(Problem):
Will you give the material below again, every line exactly as it is?

(Supplied entries):

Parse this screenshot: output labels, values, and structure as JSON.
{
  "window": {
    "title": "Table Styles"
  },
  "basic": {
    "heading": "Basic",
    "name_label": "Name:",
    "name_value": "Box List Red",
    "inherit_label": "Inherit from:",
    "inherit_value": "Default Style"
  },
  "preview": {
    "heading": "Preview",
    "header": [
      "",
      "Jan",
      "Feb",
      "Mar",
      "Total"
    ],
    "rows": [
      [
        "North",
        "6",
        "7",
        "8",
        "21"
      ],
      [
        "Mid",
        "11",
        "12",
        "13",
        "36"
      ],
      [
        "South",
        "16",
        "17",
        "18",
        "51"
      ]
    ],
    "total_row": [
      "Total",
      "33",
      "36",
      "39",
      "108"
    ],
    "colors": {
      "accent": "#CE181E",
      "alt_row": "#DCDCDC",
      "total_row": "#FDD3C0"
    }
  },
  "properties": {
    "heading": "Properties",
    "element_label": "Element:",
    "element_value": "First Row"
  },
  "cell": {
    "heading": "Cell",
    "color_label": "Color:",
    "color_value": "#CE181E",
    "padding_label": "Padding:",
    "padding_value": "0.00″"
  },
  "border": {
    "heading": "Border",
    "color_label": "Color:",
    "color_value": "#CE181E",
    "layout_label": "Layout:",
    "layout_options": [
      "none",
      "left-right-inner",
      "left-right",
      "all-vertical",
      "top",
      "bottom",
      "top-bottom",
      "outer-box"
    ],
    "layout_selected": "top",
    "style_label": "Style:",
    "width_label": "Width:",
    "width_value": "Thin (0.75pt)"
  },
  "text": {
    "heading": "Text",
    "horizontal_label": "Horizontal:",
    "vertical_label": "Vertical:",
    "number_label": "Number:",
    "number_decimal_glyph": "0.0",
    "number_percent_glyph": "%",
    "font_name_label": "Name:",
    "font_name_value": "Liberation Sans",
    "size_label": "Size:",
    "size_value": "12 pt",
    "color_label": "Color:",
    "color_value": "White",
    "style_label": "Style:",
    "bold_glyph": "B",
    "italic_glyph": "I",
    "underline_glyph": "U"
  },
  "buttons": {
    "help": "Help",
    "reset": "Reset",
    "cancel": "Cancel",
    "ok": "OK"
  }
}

(Response to this exercise):
Parse this screenshot: output labels, values, and structure as JSON.
{
  "window": {
    "title": "Table Styles"
  },
  "basic": {
    "heading": "Basic",
    "name_label": "Name:",
    "name_value": "Box List Red",
    "inherit_label": "Inherit from:",
    "inherit_value": "Default Style"
  },
  "preview": {
    "heading": "Preview",
    "header": [
      "",
      "Jan",
      "Feb",
      "Mar",
      "Total"
    ],
    "rows": [
      [
        "North",
        "6",
        "7",
        "8",
        "21"
      ],
      [
        "Mid",
        "11",
        "12",
        "13",
        "36"
      ],
      [
        "South",
        "16",
        "17",
        "18",
        "51"
      ]
    ],
    "total_row": [
      "Total",
      "33",
      "36",
      "39",
      "108"
    ],
    "colors": {
      "accent": "#CE181E",
      "alt_row": "#DCDCDC",
      "total_row": "#FDD3C0"
    }
  },
  "properties": {
    "heading": "Properties",
    "element_label": "Element:",
    "element_value": "First Row"
  },
  "cell": {
    "heading": "Cell",
    "color_label": "Color:",
    "color_value": "#CE181E",
    "padding_label": "Padding:",
    "padding_value": "0.00″"
  },
  "border": {
    "heading": "Border",
    "color_label": "Color:",
    "color_value": "#CE181E",
    "layout_label": "Layout:",
    "layout_options": [
      "none",
      "left-right-inner",
      "left-right",
      "all-vertical",
      "top",
      "bottom",
      "top-bottom",
      "outer-box"
    ],
    "layout_selected": "top",
    "style_label": "Style:",
    "width_label": "Width:",
    "width_value": "Thin (0.75pt)"
  },
  "text": {
    "heading": "Text",
    "horizontal_label": "Horizontal:",
    "vertical_label": "Vertical:",
    "number_label": "Number:",
    "number_decimal_glyph": "0.0",
    "number_percent_glyph": "%",
    "font_name_label": "Name:",
    "font_name_value": "Liberation Sans",
    "size_label": "Size:",
    "size_value": "12 pt",
    "color_label": "Color:",
    "color_value": "White",
    "style_label": "Style:",
    "bold_glyph": "B",
    "italic_glyph": "I",
    "underline_glyph": "U"
  },
  "buttons": {
    "help": "Help",
    "reset": "Reset",
    "cancel": "Cancel",
    "ok": "OK"
  }
}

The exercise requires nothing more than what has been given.